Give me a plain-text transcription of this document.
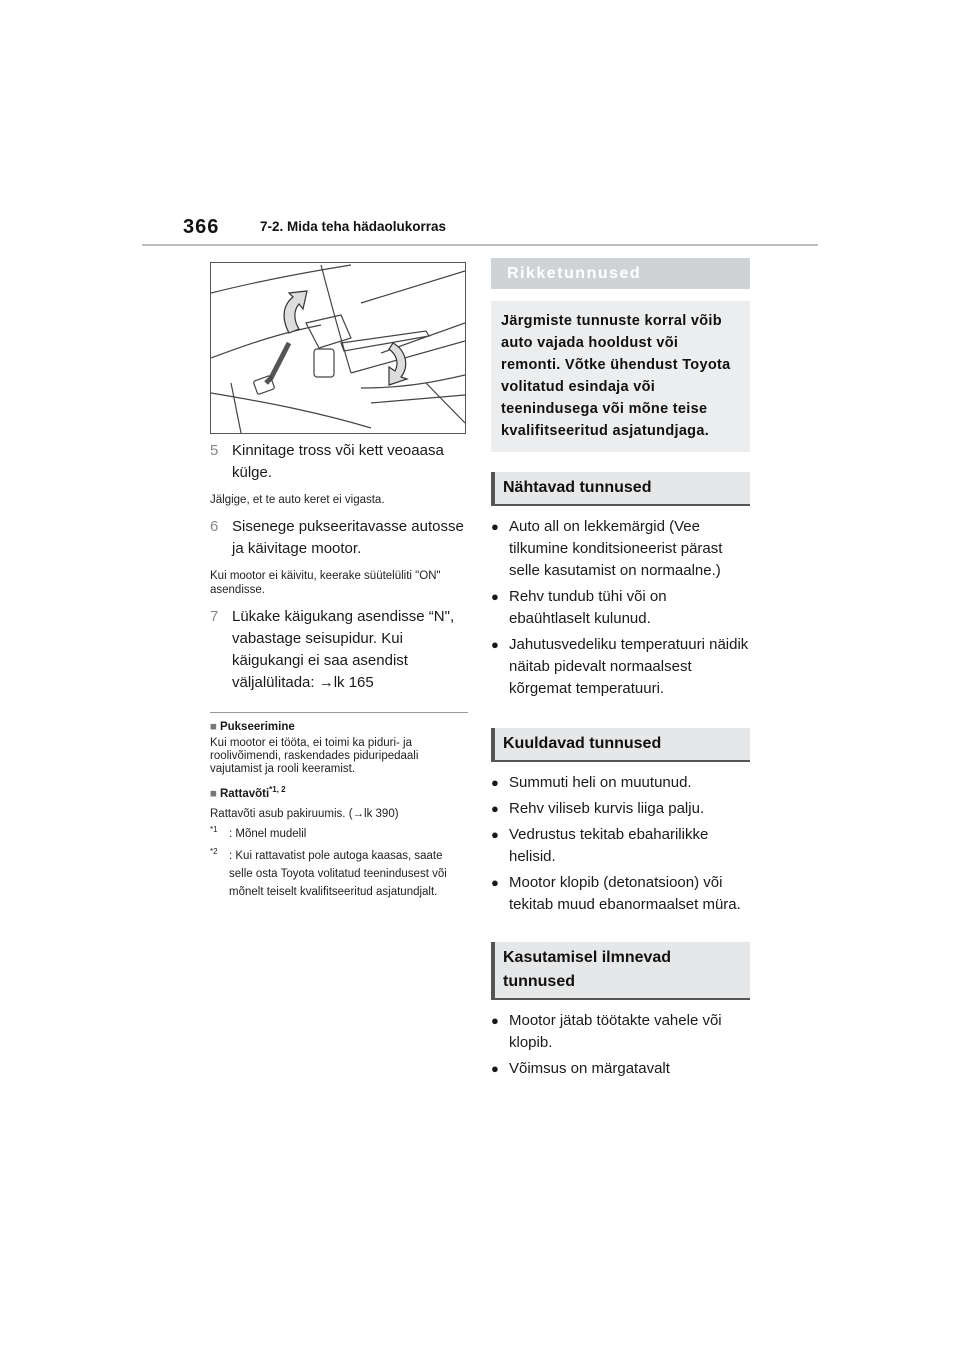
366	7-2. Mida teha hädaolukorras
5 Kinnitage tross või kett veoaasa külge.
Jälgige, et te auto keret ei vigasta.
6 Sisenege pukseeritavasse autosse ja käivitage mootor.
Kui mootor ei käivitu, keerake süütelüliti "ON" asendisse.
7 Lükake käigukang asendisse “N", vabastage seisupidur. Kui käigukangi ei saa asendist väljalülitada: →lk 165
■ Pukseerimine
Kui mootor ei tööta, ei toimi ka piduri- ja roolivõimendi, raskendades piduripedaali vajutamist ja rooli keeramist.
■ Rattavõti$^{*1, 2}$
Rattavõti asub pakiruumis. (→lk 390)
$^{*1}$ : Mõnel mudelil
$^{*2}$ : Kui rattavatist pole autoga kaasas, saate selle osta Toyota volitatud teenindusest või mõnelt teiselt kvalifitseeritud asjatundjalt.
Rikketunnused
Järgmiste tunnuste korral võib auto vajada hooldust või remonti. Võtke ühendust Toyota volitatud esindaja või teenindusega või mõne teise kvalifitseeritud asjatundjaga.
Nähtavad tunnused
● Auto all on lekkemärgid (Vee tilkumine konditsioneerist pärast selle kasutamist on normaalne.)
● Rehv tundub tühi või on ebaühtlaselt kulunud.
● Jahutusvedeliku temperatuuri näidik näitab pidevalt normaalsest kõrgemat temperatuuri.
Kuuldavad tunnused
● Summuti heli on muutunud.
● Rehv viliseb kurvis liiga palju.
● Vedrustus tekitab ebaharilikke helisid.
● Mootor klopib (detonatsioon) või tekitab muud ebanormaalset müra.
Kasutamisel ilmnevad tunnused
● Mootor jätab töötakte vahele või klopib.
● Võimsus on märgatavalt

------------------------------------------------------------

What to do:
Leave out all pictures, then copy the remaining material exactly.

Task solution:
Give me a plain-text transcription of this document.
366	7-2. Mida teha hädaolukorras
5 Kinnitage tross või kett veoaasa külge.
Jälgige, et te auto keret ei vigasta.
6 Sisenege pukseeritavasse autosse ja käivitage mootor.
Kui mootor ei käivitu, keerake süütelüliti "ON" asendisse.
7 Lükake käigukang asendisse “N", vabastage seisupidur. Kui käigukangi ei saa asendist väljalülitada: →lk 165
■ Pukseerimine
Kui mootor ei tööta, ei toimi ka piduri- ja roolivõimendi, raskendades piduripedaali vajutamist ja rooli keeramist.
■ Rattavõti$^{*1, 2}$
Rattavõti asub pakiruumis. (→lk 390)
$^{*1}$ : Mõnel mudelil
$^{*2}$ : Kui rattavatist pole autoga kaasas, saate selle osta Toyota volitatud teenindusest või mõnelt teiselt kvalifitseeritud asjatundjalt.
Rikketunnused
Järgmiste tunnuste korral võib auto vajada hooldust või remonti. Võtke ühendust Toyota volitatud esindaja või teenindusega või mõne teise kvalifitseeritud asjatundjaga.
Nähtavad tunnused
● Auto all on lekkemärgid (Vee tilkumine konditsioneerist pärast selle kasutamist on normaalne.)
● Rehv tundub tühi või on ebaühtlaselt kulunud.
● Jahutusvedeliku temperatuuri näidik näitab pidevalt normaalsest kõrgemat temperatuuri.
Kuuldavad tunnused
● Summuti heli on muutunud.
● Rehv viliseb kurvis liiga palju.
● Vedrustus tekitab ebaharilikke helisid.
● Mootor klopib (detonatsioon) või tekitab muud ebanormaalset müra.
Kasutamisel ilmnevad tunnused
● Mootor jätab töötakte vahele või klopib.
● Võimsus on märgatavalt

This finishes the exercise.